● **EXERCISE OBJECTIVE**
Copy the lines that follow, keeping every character the same.

● **MATERIAL TO PROCESS**

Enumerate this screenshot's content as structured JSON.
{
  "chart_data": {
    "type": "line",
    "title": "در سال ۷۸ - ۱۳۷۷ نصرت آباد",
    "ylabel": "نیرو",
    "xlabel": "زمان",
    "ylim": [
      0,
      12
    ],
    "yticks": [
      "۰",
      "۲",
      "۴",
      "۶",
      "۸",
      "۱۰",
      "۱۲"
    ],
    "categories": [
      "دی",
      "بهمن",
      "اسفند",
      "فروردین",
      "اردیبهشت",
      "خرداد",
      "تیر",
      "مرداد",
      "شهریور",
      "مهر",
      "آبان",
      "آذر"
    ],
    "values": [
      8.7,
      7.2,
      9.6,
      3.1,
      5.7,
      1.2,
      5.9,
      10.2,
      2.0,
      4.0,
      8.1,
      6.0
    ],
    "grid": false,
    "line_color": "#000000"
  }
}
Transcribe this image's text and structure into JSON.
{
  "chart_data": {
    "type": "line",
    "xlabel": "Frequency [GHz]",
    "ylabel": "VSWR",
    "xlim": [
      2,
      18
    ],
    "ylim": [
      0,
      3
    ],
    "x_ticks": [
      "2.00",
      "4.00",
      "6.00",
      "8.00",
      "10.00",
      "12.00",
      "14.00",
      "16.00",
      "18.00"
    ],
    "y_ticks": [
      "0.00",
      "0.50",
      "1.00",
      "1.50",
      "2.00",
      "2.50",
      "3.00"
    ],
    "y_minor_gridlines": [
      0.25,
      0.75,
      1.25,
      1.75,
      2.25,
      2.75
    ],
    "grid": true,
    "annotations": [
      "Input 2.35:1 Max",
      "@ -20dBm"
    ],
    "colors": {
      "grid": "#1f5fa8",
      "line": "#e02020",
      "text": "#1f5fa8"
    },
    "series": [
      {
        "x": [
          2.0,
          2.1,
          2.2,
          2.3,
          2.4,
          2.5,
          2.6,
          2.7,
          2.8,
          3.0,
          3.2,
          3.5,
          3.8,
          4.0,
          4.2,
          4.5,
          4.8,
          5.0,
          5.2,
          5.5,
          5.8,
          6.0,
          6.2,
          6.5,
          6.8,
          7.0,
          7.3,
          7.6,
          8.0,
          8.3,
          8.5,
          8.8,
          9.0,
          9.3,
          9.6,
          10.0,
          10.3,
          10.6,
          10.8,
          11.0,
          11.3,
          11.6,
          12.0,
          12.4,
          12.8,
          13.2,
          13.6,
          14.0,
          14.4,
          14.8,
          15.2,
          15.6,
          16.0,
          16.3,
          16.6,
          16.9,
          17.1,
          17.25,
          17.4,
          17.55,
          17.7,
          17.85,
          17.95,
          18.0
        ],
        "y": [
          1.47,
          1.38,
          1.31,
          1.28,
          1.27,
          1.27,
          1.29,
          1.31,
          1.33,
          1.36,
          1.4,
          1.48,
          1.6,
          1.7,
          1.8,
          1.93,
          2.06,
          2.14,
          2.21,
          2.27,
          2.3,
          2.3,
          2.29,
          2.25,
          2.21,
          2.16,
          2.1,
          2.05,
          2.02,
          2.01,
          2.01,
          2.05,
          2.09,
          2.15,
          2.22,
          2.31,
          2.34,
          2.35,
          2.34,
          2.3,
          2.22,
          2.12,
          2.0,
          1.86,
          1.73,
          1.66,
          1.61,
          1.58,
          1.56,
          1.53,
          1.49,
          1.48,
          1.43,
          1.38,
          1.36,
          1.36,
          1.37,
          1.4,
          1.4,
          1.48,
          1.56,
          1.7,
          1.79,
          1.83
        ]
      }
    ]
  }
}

● **CORRECT RESULT**
Enumerate this screenshot's content as structured JSON.
{
  "chart_data": {
    "type": "line",
    "title": "در سال ۷۸ - ۱۳۷۷ نصرت آباد",
    "ylabel": "نیرو",
    "xlabel": "زمان",
    "ylim": [
      0,
      12
    ],
    "yticks": [
      "۰",
      "۲",
      "۴",
      "۶",
      "۸",
      "۱۰",
      "۱۲"
    ],
    "categories": [
      "دی",
      "بهمن",
      "اسفند",
      "فروردین",
      "اردیبهشت",
      "خرداد",
      "تیر",
      "مرداد",
      "شهریور",
      "مهر",
      "آبان",
      "آذر"
    ],
    "values": [
      8.7,
      7.2,
      9.6,
      3.1,
      5.7,
      1.2,
      5.9,
      10.2,
      2.0,
      4.0,
      8.1,
      6.0
    ],
    "grid": false,
    "line_color": "#000000"
  }
}
Transcribe this image's text and structure into JSON.
{
  "chart_data": {
    "type": "line",
    "xlabel": "Frequency [GHz]",
    "ylabel": "VSWR",
    "xlim": [
      2,
      18
    ],
    "ylim": [
      0,
      3
    ],
    "x_ticks": [
      "2.00",
      "4.00",
      "6.00",
      "8.00",
      "10.00",
      "12.00",
      "14.00",
      "16.00",
      "18.00"
    ],
    "y_ticks": [
      "0.00",
      "0.50",
      "1.00",
      "1.50",
      "2.00",
      "2.50",
      "3.00"
    ],
    "y_minor_gridlines": [
      0.25,
      0.75,
      1.25,
      1.75,
      2.25,
      2.75
    ],
    "grid": true,
    "annotations": [
      "Input 2.35:1 Max",
      "@ -20dBm"
    ],
    "colors": {
      "grid": "#1f5fa8",
      "line": "#e02020",
      "text": "#1f5fa8"
    },
    "series": [
      {
        "x": [
          2.0,
          2.1,
          2.2,
          2.3,
          2.4,
          2.5,
          2.6,
          2.7,
          2.8,
          3.0,
          3.2,
          3.5,
          3.8,
          4.0,
          4.2,
          4.5,
          4.8,
          5.0,
          5.2,
          5.5,
          5.8,
          6.0,
          6.2,
          6.5,
          6.8,
          7.0,
          7.3,
          7.6,
          8.0,
          8.3,
          8.5,
          8.8,
          9.0,
          9.3,
          9.6,
          10.0,
          10.3,
          10.6,
          10.8,
          11.0,
          11.3,
          11.6,
          12.0,
          12.4,
          12.8,
          13.2,
          13.6,
          14.0,
          14.4,
          14.8,
          15.2,
          15.6,
          16.0,
          16.3,
          16.6,
          16.9,
          17.1,
          17.25,
          17.4,
          17.55,
          17.7,
          17.85,
          17.95,
          18.0
        ],
        "y": [
          1.47,
          1.38,
          1.31,
          1.28,
          1.27,
          1.27,
          1.29,
          1.31,
          1.33,
          1.36,
          1.4,
          1.48,
          1.6,
          1.7,
          1.8,
          1.93,
          2.06,
          2.14,
          2.21,
          2.27,
          2.3,
          2.3,
          2.29,
          2.25,
          2.21,
          2.16,
          2.1,
          2.05,
          2.02,
          2.01,
          2.01,
          2.05,
          2.09,
          2.15,
          2.22,
          2.31,
          2.34,
          2.35,
          2.34,
          2.3,
          2.22,
          2.12,
          2.0,
          1.86,
          1.73,
          1.66,
          1.61,
          1.58,
          1.56,
          1.53,
          1.49,
          1.48,
          1.43,
          1.38,
          1.36,
          1.36,
          1.37,
          1.4,
          1.4,
          1.48,
          1.56,
          1.7,
          1.79,
          1.83
        ]
      }
    ]
  }
}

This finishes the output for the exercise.